_Task details_: All records are to be retyped faithfully and completely.

_Stored records_:

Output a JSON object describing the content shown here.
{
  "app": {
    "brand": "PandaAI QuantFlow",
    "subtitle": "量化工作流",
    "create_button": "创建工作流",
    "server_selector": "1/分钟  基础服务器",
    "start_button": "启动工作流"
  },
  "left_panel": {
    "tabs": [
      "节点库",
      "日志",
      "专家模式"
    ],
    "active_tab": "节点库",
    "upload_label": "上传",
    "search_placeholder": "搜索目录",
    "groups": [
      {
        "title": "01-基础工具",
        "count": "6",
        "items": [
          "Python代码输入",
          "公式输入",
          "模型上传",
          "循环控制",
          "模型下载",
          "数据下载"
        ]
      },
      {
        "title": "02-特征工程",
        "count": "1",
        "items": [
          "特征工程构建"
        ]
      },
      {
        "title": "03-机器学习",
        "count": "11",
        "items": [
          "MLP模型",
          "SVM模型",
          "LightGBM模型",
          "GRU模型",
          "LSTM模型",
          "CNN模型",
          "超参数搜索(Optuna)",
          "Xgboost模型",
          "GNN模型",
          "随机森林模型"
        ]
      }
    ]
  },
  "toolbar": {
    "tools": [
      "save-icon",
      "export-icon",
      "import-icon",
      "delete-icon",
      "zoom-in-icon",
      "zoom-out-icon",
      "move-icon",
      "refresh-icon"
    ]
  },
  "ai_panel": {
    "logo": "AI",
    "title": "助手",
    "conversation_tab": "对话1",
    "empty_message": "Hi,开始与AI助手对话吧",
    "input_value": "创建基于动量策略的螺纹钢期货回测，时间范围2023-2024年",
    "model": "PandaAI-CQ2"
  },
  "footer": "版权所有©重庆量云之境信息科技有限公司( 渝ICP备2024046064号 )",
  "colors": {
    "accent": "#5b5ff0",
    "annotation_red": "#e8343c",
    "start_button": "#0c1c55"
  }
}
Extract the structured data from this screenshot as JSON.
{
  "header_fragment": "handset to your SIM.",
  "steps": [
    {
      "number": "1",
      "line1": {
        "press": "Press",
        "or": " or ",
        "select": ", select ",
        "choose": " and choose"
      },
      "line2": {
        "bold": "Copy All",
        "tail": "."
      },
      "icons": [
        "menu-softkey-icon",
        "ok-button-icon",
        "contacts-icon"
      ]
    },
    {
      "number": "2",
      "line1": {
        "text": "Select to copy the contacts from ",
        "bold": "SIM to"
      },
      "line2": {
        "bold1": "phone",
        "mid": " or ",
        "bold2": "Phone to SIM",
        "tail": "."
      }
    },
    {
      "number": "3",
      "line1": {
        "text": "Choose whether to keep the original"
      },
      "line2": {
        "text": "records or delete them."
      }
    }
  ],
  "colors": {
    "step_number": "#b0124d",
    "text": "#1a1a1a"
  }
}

_The output_:
Output a JSON object describing the content shown here.
{
  "app": {
    "brand": "PandaAI QuantFlow",
    "subtitle": "量化工作流",
    "create_button": "创建工作流",
    "server_selector": "1/分钟  基础服务器",
    "start_button": "启动工作流"
  },
  "left_panel": {
    "tabs": [
      "节点库",
      "日志",
      "专家模式"
    ],
    "active_tab": "节点库",
    "upload_label": "上传",
    "search_placeholder": "搜索目录",
    "groups": [
      {
        "title": "01-基础工具",
        "count": "6",
        "items": [
          "Python代码输入",
          "公式输入",
          "模型上传",
          "循环控制",
          "模型下载",
          "数据下载"
        ]
      },
      {
        "title": "02-特征工程",
        "count": "1",
        "items": [
          "特征工程构建"
        ]
      },
      {
        "title": "03-机器学习",
        "count": "11",
        "items": [
          "MLP模型",
          "SVM模型",
          "LightGBM模型",
          "GRU模型",
          "LSTM模型",
          "CNN模型",
          "超参数搜索(Optuna)",
          "Xgboost模型",
          "GNN模型",
          "随机森林模型"
        ]
      }
    ]
  },
  "toolbar": {
    "tools": [
      "save-icon",
      "export-icon",
      "import-icon",
      "delete-icon",
      "zoom-in-icon",
      "zoom-out-icon",
      "move-icon",
      "refresh-icon"
    ]
  },
  "ai_panel": {
    "logo": "AI",
    "title": "助手",
    "conversation_tab": "对话1",
    "empty_message": "Hi,开始与AI助手对话吧",
    "input_value": "创建基于动量策略的螺纹钢期货回测，时间范围2023-2024年",
    "model": "PandaAI-CQ2"
  },
  "footer": "版权所有©重庆量云之境信息科技有限公司( 渝ICP备2024046064号 )",
  "colors": {
    "accent": "#5b5ff0",
    "annotation_red": "#e8343c",
    "start_button": "#0c1c55"
  }
}
Extract the structured data from this screenshot as JSON.
{
  "header_fragment": "handset to your SIM.",
  "steps": [
    {
      "number": "1",
      "line1": {
        "press": "Press",
        "or": " or ",
        "select": ", select ",
        "choose": " and choose"
      },
      "line2": {
        "bold": "Copy All",
        "tail": "."
      },
      "icons": [
        "menu-softkey-icon",
        "ok-button-icon",
        "contacts-icon"
      ]
    },
    {
      "number": "2",
      "line1": {
        "text": "Select to copy the contacts from ",
        "bold": "SIM to"
      },
      "line2": {
        "bold1": "phone",
        "mid": " or ",
        "bold2": "Phone to SIM",
        "tail": "."
      }
    },
    {
      "number": "3",
      "line1": {
        "text": "Choose whether to keep the original"
      },
      "line2": {
        "text": "records or delete them."
      }
    }
  ],
  "colors": {
    "step_number": "#b0124d",
    "text": "#1a1a1a"
  }
}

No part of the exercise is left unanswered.